■ **Short problem**
From the listing below, pull out every line where the string "color" appears.

◆ ◆ ◆

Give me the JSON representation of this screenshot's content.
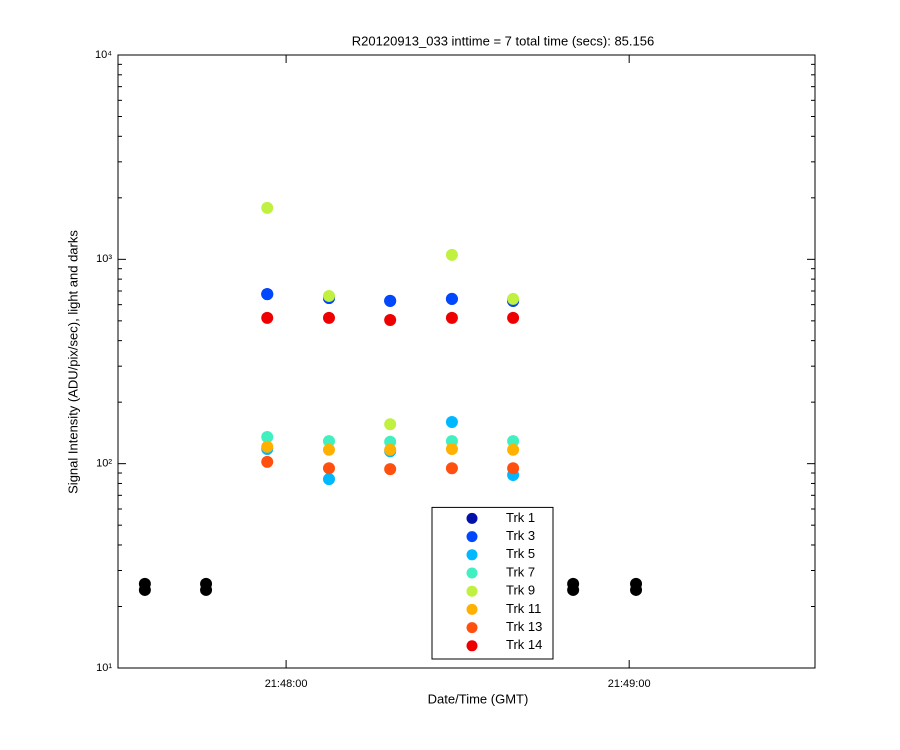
{
  "chart_data": {
    "type": "scatter",
    "title": "R20120913_033 inttime = 7 total time (secs): 85.156",
    "x_label": "Date/Time (GMT)",
    "y_label": "Signal Intensity (ADU/pix/sec), light and darks",
    "log_y": true,
    "xlim": [
      "21:47:30.6",
      "21:49:32.5"
    ],
    "xticks": [
      "21:48:00",
      "21:49:00"
    ],
    "ylim": [
      10,
      10000
    ],
    "yticks": [
      {
        "value": 10,
        "label": "10¹"
      },
      {
        "value": 100,
        "label": "10²"
      },
      {
        "value": 1000,
        "label": "10³"
      },
      {
        "value": 10000,
        "label": "10⁴"
      }
    ],
    "legend": "bottom-center",
    "x": [
      "21:47:56.7",
      "21:48:07.5",
      "21:48:18.2",
      "21:48:29",
      "21:48:39.7"
    ],
    "series": [
      {
        "name": "Trk 1",
        "color": "#0010a8",
        "values": [
          676,
          647,
          626,
          640,
          626
        ]
      },
      {
        "name": "Trk 3",
        "color": "#0048ff",
        "values": [
          676,
          647,
          626,
          640,
          626
        ]
      },
      {
        "name": "Trk 5",
        "color": "#00b8ff",
        "values": [
          118,
          84,
          115,
          160,
          88
        ]
      },
      {
        "name": "Trk 7",
        "color": "#40f0c0",
        "values": [
          135,
          129,
          128,
          129,
          129
        ]
      },
      {
        "name": "Trk 9",
        "color": "#c0f040",
        "values": [
          1786,
          662,
          156,
          1052,
          640
        ]
      },
      {
        "name": "Trk 11",
        "color": "#ffb000",
        "values": [
          121,
          117,
          117,
          118,
          117
        ]
      },
      {
        "name": "Trk 13",
        "color": "#ff5010",
        "values": [
          102,
          95,
          94,
          95,
          95
        ]
      },
      {
        "name": "Trk 14",
        "color": "#ee0000",
        "values": [
          517,
          517,
          505,
          517,
          517
        ]
      }
    ],
    "darks": {
      "color": "#000000",
      "x": [
        "21:47:35.3",
        "21:47:35.3",
        "21:47:46",
        "21:47:46",
        "21:48:50.2",
        "21:48:50.2",
        "21:49:01.2",
        "21:49:01.2"
      ],
      "values": [
        25.8,
        24.1,
        25.8,
        24.1,
        25.8,
        24.1,
        25.8,
        24.1
      ]
    }
  }
}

◆ ◆ ◆

■ **Result**
        "color": "#0010a8",
        "color": "#0048ff",
        "color": "#00b8ff",
        "color": "#40f0c0",
        "color": "#c0f040",
        "color": "#ffb000",
        "color": "#ff5010",
        "color": "#ee0000",
      "color": "#000000",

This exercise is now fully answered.